Excerpted records –
* start *

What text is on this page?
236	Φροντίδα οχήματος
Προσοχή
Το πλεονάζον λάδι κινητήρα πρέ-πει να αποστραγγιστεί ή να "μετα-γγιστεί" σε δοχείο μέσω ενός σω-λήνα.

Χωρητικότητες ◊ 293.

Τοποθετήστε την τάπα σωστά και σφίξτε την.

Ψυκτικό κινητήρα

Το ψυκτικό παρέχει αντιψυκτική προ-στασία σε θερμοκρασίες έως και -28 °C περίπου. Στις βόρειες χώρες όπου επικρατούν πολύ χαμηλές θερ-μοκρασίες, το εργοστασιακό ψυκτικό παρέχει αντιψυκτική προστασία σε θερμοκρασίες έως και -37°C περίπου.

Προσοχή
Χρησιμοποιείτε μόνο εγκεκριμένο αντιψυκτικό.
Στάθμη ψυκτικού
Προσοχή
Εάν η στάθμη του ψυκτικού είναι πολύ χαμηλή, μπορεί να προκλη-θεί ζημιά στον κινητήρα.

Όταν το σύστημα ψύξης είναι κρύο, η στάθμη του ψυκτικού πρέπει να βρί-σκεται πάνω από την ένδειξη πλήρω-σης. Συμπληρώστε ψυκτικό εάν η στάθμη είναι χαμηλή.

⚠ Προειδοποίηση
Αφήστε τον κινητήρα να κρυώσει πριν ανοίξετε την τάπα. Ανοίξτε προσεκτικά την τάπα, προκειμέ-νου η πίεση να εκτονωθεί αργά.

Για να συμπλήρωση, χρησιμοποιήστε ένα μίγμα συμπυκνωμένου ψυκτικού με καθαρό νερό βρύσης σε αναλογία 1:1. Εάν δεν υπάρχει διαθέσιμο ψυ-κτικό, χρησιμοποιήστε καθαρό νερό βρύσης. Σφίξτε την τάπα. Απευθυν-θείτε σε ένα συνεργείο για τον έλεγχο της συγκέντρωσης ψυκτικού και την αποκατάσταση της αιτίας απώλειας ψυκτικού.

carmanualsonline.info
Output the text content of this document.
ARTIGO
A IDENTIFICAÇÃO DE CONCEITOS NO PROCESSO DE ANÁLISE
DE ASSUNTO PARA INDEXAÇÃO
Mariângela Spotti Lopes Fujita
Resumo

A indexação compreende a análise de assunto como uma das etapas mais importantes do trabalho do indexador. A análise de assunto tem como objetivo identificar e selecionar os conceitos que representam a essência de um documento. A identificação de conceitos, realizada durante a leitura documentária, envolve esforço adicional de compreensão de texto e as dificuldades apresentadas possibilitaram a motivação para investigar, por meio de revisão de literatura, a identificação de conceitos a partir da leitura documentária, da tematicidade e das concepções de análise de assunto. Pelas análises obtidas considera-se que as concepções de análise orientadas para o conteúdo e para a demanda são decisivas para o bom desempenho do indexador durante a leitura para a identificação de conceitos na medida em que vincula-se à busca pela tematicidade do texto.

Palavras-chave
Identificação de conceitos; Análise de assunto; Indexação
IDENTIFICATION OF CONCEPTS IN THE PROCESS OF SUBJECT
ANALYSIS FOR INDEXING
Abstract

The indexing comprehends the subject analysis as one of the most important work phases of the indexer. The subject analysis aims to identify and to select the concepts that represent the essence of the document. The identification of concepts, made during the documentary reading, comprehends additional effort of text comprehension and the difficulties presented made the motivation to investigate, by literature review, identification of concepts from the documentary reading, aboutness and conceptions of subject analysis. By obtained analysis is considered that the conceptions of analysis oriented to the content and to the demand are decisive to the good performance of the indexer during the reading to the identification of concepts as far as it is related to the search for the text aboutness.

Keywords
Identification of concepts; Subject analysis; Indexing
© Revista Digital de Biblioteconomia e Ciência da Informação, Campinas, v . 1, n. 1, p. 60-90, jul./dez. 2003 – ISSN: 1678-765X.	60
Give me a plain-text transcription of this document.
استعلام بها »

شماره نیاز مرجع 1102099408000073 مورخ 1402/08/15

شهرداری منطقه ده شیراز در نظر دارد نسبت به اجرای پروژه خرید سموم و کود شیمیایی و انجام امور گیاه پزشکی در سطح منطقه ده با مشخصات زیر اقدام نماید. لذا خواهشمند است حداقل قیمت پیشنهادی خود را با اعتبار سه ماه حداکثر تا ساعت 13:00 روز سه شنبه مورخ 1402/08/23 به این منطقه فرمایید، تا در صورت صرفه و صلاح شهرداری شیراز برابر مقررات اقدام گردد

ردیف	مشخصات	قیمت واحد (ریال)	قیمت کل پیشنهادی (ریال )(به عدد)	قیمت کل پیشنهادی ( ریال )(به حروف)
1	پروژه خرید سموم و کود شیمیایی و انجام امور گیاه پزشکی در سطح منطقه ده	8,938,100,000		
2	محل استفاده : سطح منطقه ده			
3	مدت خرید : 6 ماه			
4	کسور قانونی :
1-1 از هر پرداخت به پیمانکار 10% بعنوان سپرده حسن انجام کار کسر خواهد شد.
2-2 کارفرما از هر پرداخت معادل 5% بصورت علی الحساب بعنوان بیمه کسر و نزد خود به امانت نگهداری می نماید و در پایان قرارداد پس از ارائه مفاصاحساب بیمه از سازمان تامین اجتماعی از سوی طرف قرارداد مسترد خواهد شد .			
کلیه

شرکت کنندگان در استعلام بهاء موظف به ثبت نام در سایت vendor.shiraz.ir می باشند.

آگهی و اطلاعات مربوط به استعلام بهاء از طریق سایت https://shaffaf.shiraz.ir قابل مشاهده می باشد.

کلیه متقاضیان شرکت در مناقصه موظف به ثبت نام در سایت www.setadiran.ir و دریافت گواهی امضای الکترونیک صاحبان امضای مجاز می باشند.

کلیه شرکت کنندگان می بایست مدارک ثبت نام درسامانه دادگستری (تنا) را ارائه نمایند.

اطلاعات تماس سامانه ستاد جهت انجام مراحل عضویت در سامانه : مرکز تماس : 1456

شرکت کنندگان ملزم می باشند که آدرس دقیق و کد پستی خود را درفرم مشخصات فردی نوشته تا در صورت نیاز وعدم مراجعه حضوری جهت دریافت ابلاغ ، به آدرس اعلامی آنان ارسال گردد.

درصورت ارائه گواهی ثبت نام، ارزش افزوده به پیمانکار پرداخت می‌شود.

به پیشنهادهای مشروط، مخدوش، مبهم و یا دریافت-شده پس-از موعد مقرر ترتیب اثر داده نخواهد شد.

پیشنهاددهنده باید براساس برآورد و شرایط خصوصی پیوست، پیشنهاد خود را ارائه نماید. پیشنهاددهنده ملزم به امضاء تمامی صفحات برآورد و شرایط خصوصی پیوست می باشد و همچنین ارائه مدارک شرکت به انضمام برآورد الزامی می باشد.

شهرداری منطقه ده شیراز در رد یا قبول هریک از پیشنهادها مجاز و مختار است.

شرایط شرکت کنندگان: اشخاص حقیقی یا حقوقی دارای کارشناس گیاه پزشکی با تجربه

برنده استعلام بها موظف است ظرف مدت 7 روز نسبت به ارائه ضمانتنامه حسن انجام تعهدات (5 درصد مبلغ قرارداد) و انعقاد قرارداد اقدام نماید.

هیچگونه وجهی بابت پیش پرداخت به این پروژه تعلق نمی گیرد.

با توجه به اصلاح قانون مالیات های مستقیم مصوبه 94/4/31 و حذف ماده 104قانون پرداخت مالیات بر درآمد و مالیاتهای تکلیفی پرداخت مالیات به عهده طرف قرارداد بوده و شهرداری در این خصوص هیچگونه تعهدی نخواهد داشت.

* end *

Task to carry out –
Restate every line of the data word for word.

Solution –
What text is on this page?
236	Φροντίδα οχήματος
Προσοχή
Το πλεονάζον λάδι κινητήρα πρέ-πει να αποστραγγιστεί ή να "μετα-γγιστεί" σε δοχείο μέσω ενός σω-λήνα.

Χωρητικότητες ◊ 293.

Τοποθετήστε την τάπα σωστά και σφίξτε την.

Ψυκτικό κινητήρα

Το ψυκτικό παρέχει αντιψυκτική προ-στασία σε θερμοκρασίες έως και -28 °C περίπου. Στις βόρειες χώρες όπου επικρατούν πολύ χαμηλές θερ-μοκρασίες, το εργοστασιακό ψυκτικό παρέχει αντιψυκτική προστασία σε θερμοκρασίες έως και -37°C περίπου.

Προσοχή
Χρησιμοποιείτε μόνο εγκεκριμένο αντιψυκτικό.
Στάθμη ψυκτικού
Προσοχή
Εάν η στάθμη του ψυκτικού είναι πολύ χαμηλή, μπορεί να προκλη-θεί ζημιά στον κινητήρα.

Όταν το σύστημα ψύξης είναι κρύο, η στάθμη του ψυκτικού πρέπει να βρί-σκεται πάνω από την ένδειξη πλήρω-σης. Συμπληρώστε ψυκτικό εάν η στάθμη είναι χαμηλή.

⚠ Προειδοποίηση
Αφήστε τον κινητήρα να κρυώσει πριν ανοίξετε την τάπα. Ανοίξτε προσεκτικά την τάπα, προκειμέ-νου η πίεση να εκτονωθεί αργά.

Για να συμπλήρωση, χρησιμοποιήστε ένα μίγμα συμπυκνωμένου ψυκτικού με καθαρό νερό βρύσης σε αναλογία 1:1. Εάν δεν υπάρχει διαθέσιμο ψυ-κτικό, χρησιμοποιήστε καθαρό νερό βρύσης. Σφίξτε την τάπα. Απευθυν-θείτε σε ένα συνεργείο για τον έλεγχο της συγκέντρωσης ψυκτικού και την αποκατάσταση της αιτίας απώλειας ψυκτικού.

carmanualsonline.info
Output the text content of this document.
ARTIGO
A IDENTIFICAÇÃO DE CONCEITOS NO PROCESSO DE ANÁLISE
DE ASSUNTO PARA INDEXAÇÃO
Mariângela Spotti Lopes Fujita
Resumo

A indexação compreende a análise de assunto como uma das etapas mais importantes do trabalho do indexador. A análise de assunto tem como objetivo identificar e selecionar os conceitos que representam a essência de um documento. A identificação de conceitos, realizada durante a leitura documentária, envolve esforço adicional de compreensão de texto e as dificuldades apresentadas possibilitaram a motivação para investigar, por meio de revisão de literatura, a identificação de conceitos a partir da leitura documentária, da tematicidade e das concepções de análise de assunto. Pelas análises obtidas considera-se que as concepções de análise orientadas para o conteúdo e para a demanda são decisivas para o bom desempenho do indexador durante a leitura para a identificação de conceitos na medida em que vincula-se à busca pela tematicidade do texto.

Palavras-chave
Identificação de conceitos; Análise de assunto; Indexação
IDENTIFICATION OF CONCEPTS IN THE PROCESS OF SUBJECT
ANALYSIS FOR INDEXING
Abstract

The indexing comprehends the subject analysis as one of the most important work phases of the indexer. The subject analysis aims to identify and to select the concepts that represent the essence of the document. The identification of concepts, made during the documentary reading, comprehends additional effort of text comprehension and the difficulties presented made the motivation to investigate, by literature review, identification of concepts from the documentary reading, aboutness and conceptions of subject analysis. By obtained analysis is considered that the conceptions of analysis oriented to the content and to the demand are decisive to the good performance of the indexer during the reading to the identification of concepts as far as it is related to the search for the text aboutness.

Keywords
Identification of concepts; Subject analysis; Indexing
© Revista Digital de Biblioteconomia e Ciência da Informação, Campinas, v . 1, n. 1, p. 60-90, jul./dez. 2003 – ISSN: 1678-765X.	60
Give me a plain-text transcription of this document.
استعلام بها »

شماره نیاز مرجع 1102099408000073 مورخ 1402/08/15

شهرداری منطقه ده شیراز در نظر دارد نسبت به اجرای پروژه خرید سموم و کود شیمیایی و انجام امور گیاه پزشکی در سطح منطقه ده با مشخصات زیر اقدام نماید. لذا خواهشمند است حداقل قیمت پیشنهادی خود را با اعتبار سه ماه حداکثر تا ساعت 13:00 روز سه شنبه مورخ 1402/08/23 به این منطقه فرمایید، تا در صورت صرفه و صلاح شهرداری شیراز برابر مقررات اقدام گردد

ردیف	مشخصات	قیمت واحد (ریال)	قیمت کل پیشنهادی (ریال )(به عدد)	قیمت کل پیشنهادی ( ریال )(به حروف)
1	پروژه خرید سموم و کود شیمیایی و انجام امور گیاه پزشکی در سطح منطقه ده	8,938,100,000		
2	محل استفاده : سطح منطقه ده			
3	مدت خرید : 6 ماه			
4	کسور قانونی :
1-1 از هر پرداخت به پیمانکار 10% بعنوان سپرده حسن انجام کار کسر خواهد شد.
2-2 کارفرما از هر پرداخت معادل 5% بصورت علی الحساب بعنوان بیمه کسر و نزد خود به امانت نگهداری می نماید و در پایان قرارداد پس از ارائه مفاصاحساب بیمه از سازمان تامین اجتماعی از سوی طرف قرارداد مسترد خواهد شد .			
کلیه

شرکت کنندگان در استعلام بهاء موظف به ثبت نام در سایت vendor.shiraz.ir می باشند.

آگهی و اطلاعات مربوط به استعلام بهاء از طریق سایت https://shaffaf.shiraz.ir قابل مشاهده می باشد.

کلیه متقاضیان شرکت در مناقصه موظف به ثبت نام در سایت www.setadiran.ir و دریافت گواهی امضای الکترونیک صاحبان امضای مجاز می باشند.

کلیه شرکت کنندگان می بایست مدارک ثبت نام درسامانه دادگستری (تنا) را ارائه نمایند.

اطلاعات تماس سامانه ستاد جهت انجام مراحل عضویت در سامانه : مرکز تماس : 1456

شرکت کنندگان ملزم می باشند که آدرس دقیق و کد پستی خود را درفرم مشخصات فردی نوشته تا در صورت نیاز وعدم مراجعه حضوری جهت دریافت ابلاغ ، به آدرس اعلامی آنان ارسال گردد.

درصورت ارائه گواهی ثبت نام، ارزش افزوده به پیمانکار پرداخت می‌شود.

به پیشنهادهای مشروط، مخدوش، مبهم و یا دریافت-شده پس-از موعد مقرر ترتیب اثر داده نخواهد شد.

پیشنهاددهنده باید براساس برآورد و شرایط خصوصی پیوست، پیشنهاد خود را ارائه نماید. پیشنهاددهنده ملزم به امضاء تمامی صفحات برآورد و شرایط خصوصی پیوست می باشد و همچنین ارائه مدارک شرکت به انضمام برآورد الزامی می باشد.

شهرداری منطقه ده شیراز در رد یا قبول هریک از پیشنهادها مجاز و مختار است.

شرایط شرکت کنندگان: اشخاص حقیقی یا حقوقی دارای کارشناس گیاه پزشکی با تجربه

برنده استعلام بها موظف است ظرف مدت 7 روز نسبت به ارائه ضمانتنامه حسن انجام تعهدات (5 درصد مبلغ قرارداد) و انعقاد قرارداد اقدام نماید.

هیچگونه وجهی بابت پیش پرداخت به این پروژه تعلق نمی گیرد.

با توجه به اصلاح قانون مالیات های مستقیم مصوبه 94/4/31 و حذف ماده 104قانون پرداخت مالیات بر درآمد و مالیاتهای تکلیفی پرداخت مالیات به عهده طرف قرارداد بوده و شهرداری در این خصوص هیچگونه تعهدی نخواهد داشت.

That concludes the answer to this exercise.